**WHAT THE TASK REQUIRES**
Find the lines holding the string "科学进展" in the data, then copy all of them.

----

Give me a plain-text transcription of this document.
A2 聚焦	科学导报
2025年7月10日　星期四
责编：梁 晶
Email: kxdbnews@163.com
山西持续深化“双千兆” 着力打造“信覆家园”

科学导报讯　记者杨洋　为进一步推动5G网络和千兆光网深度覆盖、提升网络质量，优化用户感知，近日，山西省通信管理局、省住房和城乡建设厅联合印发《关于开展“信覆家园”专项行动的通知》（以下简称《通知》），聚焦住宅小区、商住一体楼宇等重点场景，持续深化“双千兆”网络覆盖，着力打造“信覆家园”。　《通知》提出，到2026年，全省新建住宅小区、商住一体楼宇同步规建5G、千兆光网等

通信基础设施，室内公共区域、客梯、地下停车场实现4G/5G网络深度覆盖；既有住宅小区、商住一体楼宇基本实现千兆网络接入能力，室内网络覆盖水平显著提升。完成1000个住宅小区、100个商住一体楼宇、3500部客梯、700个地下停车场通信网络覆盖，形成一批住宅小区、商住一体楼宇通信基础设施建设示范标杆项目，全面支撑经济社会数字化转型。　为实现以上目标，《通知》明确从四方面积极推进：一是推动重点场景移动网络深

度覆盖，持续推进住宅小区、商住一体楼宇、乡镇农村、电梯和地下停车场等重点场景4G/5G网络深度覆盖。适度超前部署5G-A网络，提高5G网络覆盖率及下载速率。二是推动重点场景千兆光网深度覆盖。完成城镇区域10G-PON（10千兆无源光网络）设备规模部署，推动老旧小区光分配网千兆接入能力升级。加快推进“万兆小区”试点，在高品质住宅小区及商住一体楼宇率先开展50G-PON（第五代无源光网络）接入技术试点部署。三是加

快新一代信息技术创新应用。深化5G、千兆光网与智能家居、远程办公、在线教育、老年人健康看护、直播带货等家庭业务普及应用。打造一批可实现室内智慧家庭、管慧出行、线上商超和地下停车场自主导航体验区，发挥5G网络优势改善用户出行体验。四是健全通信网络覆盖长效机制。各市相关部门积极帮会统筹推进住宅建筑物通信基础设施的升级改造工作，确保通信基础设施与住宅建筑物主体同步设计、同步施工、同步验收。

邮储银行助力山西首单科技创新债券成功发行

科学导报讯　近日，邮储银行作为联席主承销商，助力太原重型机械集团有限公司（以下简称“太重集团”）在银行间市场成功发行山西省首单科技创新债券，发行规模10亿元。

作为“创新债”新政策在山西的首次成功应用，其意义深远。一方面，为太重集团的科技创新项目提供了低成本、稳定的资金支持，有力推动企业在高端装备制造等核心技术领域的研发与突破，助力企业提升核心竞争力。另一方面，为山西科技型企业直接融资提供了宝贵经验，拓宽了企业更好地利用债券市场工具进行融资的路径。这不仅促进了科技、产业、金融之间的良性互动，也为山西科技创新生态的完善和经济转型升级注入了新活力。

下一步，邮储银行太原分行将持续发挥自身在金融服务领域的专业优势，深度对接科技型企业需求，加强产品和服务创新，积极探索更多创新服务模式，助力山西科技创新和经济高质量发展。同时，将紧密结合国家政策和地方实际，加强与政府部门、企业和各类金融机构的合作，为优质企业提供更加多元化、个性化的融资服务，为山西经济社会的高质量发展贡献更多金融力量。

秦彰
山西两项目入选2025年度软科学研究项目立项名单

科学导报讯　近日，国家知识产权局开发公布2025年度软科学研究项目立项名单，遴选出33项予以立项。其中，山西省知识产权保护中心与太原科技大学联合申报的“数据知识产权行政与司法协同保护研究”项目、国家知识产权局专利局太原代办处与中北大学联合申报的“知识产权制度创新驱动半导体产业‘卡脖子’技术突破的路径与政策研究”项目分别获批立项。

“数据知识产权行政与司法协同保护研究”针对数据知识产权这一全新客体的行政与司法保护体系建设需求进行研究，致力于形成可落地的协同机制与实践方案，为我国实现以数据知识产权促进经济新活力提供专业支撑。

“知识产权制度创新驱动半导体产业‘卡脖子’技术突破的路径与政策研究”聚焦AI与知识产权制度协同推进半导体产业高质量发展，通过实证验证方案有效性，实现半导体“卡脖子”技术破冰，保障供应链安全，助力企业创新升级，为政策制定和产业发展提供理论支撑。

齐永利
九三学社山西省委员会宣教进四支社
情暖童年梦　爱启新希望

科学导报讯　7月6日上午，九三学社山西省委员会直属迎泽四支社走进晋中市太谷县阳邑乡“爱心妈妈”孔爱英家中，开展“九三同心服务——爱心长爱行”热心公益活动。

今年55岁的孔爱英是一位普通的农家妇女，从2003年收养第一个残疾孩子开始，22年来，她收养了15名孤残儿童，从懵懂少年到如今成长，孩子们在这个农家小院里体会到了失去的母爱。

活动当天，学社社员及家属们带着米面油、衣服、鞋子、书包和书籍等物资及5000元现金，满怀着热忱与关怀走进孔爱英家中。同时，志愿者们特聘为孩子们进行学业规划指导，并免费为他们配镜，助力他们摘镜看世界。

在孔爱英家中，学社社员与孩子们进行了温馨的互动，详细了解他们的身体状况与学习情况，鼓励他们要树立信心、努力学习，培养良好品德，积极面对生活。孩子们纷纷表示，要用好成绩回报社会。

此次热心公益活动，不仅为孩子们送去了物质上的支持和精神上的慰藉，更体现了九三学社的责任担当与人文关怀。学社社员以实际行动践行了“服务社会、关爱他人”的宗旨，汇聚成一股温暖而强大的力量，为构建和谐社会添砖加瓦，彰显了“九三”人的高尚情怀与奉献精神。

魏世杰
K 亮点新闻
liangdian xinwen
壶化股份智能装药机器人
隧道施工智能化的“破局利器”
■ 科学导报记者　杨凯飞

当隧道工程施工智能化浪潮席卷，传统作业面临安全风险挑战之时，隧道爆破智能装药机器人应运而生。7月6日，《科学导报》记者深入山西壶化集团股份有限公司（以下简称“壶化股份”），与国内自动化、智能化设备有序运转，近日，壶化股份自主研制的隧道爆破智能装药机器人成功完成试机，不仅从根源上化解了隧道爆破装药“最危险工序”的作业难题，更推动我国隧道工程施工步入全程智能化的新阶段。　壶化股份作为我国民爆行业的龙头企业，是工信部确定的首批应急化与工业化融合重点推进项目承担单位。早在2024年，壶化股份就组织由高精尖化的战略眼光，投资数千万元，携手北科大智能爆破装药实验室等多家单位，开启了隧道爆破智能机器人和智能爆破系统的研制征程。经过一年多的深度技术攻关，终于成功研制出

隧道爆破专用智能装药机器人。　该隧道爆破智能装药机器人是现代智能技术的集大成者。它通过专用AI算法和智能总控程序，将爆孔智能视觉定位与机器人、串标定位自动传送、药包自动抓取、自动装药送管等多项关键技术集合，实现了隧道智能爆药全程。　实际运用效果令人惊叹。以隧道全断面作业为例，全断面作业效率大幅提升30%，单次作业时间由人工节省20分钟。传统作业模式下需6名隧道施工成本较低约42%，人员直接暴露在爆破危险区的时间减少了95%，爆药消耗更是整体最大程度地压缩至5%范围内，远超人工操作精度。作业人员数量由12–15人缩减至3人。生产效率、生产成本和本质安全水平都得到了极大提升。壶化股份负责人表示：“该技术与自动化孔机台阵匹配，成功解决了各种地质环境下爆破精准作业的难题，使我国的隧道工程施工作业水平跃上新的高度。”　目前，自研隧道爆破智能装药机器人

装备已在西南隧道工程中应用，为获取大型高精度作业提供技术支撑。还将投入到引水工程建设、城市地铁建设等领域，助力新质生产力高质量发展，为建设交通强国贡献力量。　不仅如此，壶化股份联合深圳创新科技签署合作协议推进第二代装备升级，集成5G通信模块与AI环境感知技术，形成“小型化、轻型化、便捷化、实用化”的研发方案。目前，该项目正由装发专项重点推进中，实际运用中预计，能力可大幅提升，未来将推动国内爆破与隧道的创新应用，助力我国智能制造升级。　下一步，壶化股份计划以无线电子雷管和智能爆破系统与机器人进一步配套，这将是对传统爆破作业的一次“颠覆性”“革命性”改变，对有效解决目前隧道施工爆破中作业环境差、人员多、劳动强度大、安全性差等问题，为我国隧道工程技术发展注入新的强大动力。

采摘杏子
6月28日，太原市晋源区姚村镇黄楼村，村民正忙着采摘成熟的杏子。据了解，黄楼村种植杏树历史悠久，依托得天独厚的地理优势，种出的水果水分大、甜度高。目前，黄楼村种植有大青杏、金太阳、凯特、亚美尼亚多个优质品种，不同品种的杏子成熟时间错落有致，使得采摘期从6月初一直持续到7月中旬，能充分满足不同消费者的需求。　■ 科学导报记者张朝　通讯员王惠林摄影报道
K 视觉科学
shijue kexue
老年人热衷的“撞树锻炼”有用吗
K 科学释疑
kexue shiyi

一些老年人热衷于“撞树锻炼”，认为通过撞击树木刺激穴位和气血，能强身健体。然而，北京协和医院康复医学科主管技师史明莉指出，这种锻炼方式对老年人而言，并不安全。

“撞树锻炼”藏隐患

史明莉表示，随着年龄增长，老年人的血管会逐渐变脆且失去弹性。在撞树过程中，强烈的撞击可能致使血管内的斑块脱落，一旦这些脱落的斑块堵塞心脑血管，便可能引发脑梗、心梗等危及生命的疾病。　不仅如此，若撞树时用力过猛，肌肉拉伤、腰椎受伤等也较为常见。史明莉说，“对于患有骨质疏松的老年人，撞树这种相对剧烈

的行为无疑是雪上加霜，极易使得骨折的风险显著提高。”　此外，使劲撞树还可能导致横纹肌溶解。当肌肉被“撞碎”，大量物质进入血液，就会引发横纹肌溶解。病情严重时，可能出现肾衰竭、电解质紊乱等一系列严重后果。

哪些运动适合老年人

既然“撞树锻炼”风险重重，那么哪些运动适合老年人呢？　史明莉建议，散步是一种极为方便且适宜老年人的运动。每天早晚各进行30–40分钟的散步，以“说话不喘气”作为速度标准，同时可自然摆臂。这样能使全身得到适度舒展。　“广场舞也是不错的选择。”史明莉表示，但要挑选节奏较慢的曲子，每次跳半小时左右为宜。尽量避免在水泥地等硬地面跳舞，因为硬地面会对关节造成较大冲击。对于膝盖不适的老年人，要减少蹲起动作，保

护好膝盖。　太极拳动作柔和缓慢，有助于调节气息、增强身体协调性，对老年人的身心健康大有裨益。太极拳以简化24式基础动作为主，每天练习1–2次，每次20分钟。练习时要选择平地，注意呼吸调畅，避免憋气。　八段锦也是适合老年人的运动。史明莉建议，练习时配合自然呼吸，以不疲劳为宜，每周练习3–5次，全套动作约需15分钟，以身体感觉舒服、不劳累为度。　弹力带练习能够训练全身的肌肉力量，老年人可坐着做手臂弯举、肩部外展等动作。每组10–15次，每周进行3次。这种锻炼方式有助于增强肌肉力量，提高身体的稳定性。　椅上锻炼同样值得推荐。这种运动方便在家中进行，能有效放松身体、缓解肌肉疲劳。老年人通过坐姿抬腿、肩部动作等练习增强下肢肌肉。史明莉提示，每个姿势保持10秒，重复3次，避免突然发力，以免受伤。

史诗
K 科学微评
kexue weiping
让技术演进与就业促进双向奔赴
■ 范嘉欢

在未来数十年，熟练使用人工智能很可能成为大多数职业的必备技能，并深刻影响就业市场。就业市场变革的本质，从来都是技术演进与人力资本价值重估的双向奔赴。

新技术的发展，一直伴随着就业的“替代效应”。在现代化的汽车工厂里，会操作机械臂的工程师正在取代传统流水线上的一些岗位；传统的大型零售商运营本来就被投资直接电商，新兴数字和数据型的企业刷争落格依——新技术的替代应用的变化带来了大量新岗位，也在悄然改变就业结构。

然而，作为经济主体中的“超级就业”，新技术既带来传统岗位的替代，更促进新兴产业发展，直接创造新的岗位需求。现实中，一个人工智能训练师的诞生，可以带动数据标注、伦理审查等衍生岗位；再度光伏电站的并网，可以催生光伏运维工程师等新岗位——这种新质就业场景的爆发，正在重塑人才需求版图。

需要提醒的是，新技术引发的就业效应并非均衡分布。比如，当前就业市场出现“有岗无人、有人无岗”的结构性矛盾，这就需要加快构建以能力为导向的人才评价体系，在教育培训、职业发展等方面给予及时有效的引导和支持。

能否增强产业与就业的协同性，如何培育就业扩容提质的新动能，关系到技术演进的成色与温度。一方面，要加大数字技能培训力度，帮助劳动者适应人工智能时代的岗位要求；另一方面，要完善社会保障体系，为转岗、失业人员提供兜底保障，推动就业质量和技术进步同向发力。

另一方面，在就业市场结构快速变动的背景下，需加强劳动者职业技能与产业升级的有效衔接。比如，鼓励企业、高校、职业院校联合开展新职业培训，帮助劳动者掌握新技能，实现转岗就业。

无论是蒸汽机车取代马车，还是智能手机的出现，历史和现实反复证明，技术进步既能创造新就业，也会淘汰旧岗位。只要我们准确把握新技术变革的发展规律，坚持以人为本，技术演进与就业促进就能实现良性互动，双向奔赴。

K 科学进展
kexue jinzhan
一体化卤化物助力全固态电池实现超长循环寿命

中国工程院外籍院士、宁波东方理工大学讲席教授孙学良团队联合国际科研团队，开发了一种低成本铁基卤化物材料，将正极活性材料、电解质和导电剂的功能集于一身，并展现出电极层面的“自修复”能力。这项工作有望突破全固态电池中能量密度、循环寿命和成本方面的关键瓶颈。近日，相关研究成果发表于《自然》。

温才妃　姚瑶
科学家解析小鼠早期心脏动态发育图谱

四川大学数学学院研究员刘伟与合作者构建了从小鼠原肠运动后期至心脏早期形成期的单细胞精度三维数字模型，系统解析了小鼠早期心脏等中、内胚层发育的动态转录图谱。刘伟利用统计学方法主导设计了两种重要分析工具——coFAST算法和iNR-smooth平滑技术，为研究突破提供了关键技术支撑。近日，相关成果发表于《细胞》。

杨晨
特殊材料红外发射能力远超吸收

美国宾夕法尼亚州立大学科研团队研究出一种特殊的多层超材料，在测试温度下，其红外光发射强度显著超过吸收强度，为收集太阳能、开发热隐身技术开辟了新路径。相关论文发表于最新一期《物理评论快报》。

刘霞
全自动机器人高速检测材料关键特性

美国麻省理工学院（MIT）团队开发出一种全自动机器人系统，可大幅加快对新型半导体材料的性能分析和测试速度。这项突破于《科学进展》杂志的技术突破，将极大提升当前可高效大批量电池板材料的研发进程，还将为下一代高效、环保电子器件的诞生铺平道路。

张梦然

----

**RESULT BELOW**
K 科学进展
美国麻省理工学院（MIT）团队开发出一种全自动机器人系统，可大幅加快对新型半导体材料的性能分析和测试速度。这项突破于《科学进展》杂志的技术突破，将极大提升当前可高效大批量电池板材料的研发进程，还将为下一代高效、环保电子器件的诞生铺平道路。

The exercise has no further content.